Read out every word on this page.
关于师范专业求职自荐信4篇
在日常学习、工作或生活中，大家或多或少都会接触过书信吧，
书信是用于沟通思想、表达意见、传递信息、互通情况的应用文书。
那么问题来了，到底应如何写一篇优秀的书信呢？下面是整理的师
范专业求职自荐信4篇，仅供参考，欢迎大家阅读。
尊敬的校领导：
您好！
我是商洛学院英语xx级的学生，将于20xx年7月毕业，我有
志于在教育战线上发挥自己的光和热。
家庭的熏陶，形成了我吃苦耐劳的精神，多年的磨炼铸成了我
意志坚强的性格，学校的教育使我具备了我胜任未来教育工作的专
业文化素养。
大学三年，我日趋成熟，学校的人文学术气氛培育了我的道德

THE TASK
Pull out each record as written and restate it exactly.

WRITTEN SOLUTION
Read out every word on this page.
关于师范专业求职自荐信4篇
在日常学习、工作或生活中，大家或多或少都会接触过书信吧，
书信是用于沟通思想、表达意见、传递信息、互通情况的应用文书。
那么问题来了，到底应如何写一篇优秀的书信呢？下面是整理的师
范专业求职自荐信4篇，仅供参考，欢迎大家阅读。
尊敬的校领导：
您好！
我是商洛学院英语xx级的学生，将于20xx年7月毕业，我有
志于在教育战线上发挥自己的光和热。
家庭的熏陶，形成了我吃苦耐劳的精神，多年的磨炼铸成了我
意志坚强的性格，学校的教育使我具备了我胜任未来教育工作的专
业文化素养。
大学三年，我日趋成熟，学校的人文学术气氛培育了我的道德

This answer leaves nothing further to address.